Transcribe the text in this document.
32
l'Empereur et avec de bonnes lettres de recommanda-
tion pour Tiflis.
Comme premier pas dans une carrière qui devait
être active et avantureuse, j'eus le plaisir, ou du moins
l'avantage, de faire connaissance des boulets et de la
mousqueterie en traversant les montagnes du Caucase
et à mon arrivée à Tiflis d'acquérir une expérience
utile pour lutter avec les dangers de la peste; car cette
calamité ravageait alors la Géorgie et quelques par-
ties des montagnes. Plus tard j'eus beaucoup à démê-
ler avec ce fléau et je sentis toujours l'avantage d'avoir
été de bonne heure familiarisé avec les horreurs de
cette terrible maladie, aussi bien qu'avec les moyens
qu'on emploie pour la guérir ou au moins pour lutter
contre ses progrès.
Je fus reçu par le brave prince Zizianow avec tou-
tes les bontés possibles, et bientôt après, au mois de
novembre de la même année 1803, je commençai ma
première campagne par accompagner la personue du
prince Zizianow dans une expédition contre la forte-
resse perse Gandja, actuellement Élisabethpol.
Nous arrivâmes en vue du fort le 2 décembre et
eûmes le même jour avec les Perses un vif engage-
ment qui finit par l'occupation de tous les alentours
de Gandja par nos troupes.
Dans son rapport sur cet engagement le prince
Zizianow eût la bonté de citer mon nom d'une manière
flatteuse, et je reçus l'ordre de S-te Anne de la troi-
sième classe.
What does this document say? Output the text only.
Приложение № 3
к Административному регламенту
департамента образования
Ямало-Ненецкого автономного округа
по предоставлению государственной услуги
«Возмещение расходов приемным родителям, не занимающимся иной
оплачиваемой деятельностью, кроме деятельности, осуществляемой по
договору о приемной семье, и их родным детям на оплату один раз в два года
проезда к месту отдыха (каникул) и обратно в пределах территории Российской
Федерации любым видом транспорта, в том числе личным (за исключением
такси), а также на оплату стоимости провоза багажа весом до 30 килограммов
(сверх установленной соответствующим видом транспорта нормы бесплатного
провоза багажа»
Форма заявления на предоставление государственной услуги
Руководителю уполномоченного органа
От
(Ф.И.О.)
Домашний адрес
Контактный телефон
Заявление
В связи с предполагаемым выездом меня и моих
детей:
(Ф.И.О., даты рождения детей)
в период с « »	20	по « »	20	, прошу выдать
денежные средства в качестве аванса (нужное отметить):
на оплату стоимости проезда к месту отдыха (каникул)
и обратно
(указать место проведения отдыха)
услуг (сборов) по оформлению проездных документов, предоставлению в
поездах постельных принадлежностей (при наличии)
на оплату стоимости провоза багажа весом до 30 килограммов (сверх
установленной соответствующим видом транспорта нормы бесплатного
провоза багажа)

━━━━━━━━━━━━━━━━━━━━

--- SHORT TASK ---
Exactly as they are written, print the entries again.

--- ANSWER TO THE TASK ---
Transcribe the text in this document.
32
l'Empereur et avec de bonnes lettres de recommanda-
tion pour Tiflis.
Comme premier pas dans une carrière qui devait
être active et avantureuse, j'eus le plaisir, ou du moins
l'avantage, de faire connaissance des boulets et de la
mousqueterie en traversant les montagnes du Caucase
et à mon arrivée à Tiflis d'acquérir une expérience
utile pour lutter avec les dangers de la peste; car cette
calamité ravageait alors la Géorgie et quelques par-
ties des montagnes. Plus tard j'eus beaucoup à démê-
ler avec ce fléau et je sentis toujours l'avantage d'avoir
été de bonne heure familiarisé avec les horreurs de
cette terrible maladie, aussi bien qu'avec les moyens
qu'on emploie pour la guérir ou au moins pour lutter
contre ses progrès.
Je fus reçu par le brave prince Zizianow avec tou-
tes les bontés possibles, et bientôt après, au mois de
novembre de la même année 1803, je commençai ma
première campagne par accompagner la personue du
prince Zizianow dans une expédition contre la forte-
resse perse Gandja, actuellement Élisabethpol.
Nous arrivâmes en vue du fort le 2 décembre et
eûmes le même jour avec les Perses un vif engage-
ment qui finit par l'occupation de tous les alentours
de Gandja par nos troupes.
Dans son rapport sur cet engagement le prince
Zizianow eût la bonté de citer mon nom d'une manière
flatteuse, et je reçus l'ordre de S-te Anne de la troi-
sième classe.
What does this document say? Output the text only.
Приложение № 3
к Административному регламенту
департамента образования
Ямало-Ненецкого автономного округа
по предоставлению государственной услуги
«Возмещение расходов приемным родителям, не занимающимся иной
оплачиваемой деятельностью, кроме деятельности, осуществляемой по
договору о приемной семье, и их родным детям на оплату один раз в два года
проезда к месту отдыха (каникул) и обратно в пределах территории Российской
Федерации любым видом транспорта, в том числе личным (за исключением
такси), а также на оплату стоимости провоза багажа весом до 30 килограммов
(сверх установленной соответствующим видом транспорта нормы бесплатного
провоза багажа»
Форма заявления на предоставление государственной услуги
Руководителю уполномоченного органа
От
(Ф.И.О.)
Домашний адрес
Контактный телефон
Заявление
В связи с предполагаемым выездом меня и моих
детей:
(Ф.И.О., даты рождения детей)
в период с « »	20	по « »	20	, прошу выдать
денежные средства в качестве аванса (нужное отметить):
на оплату стоимости проезда к месту отдыха (каникул)
и обратно
(указать место проведения отдыха)
услуг (сборов) по оформлению проездных документов, предоставлению в
поездах постельных принадлежностей (при наличии)
на оплату стоимости провоза багажа весом до 30 килограммов (сверх
установленной соответствующим видом транспорта нормы бесплатного
провоза багажа)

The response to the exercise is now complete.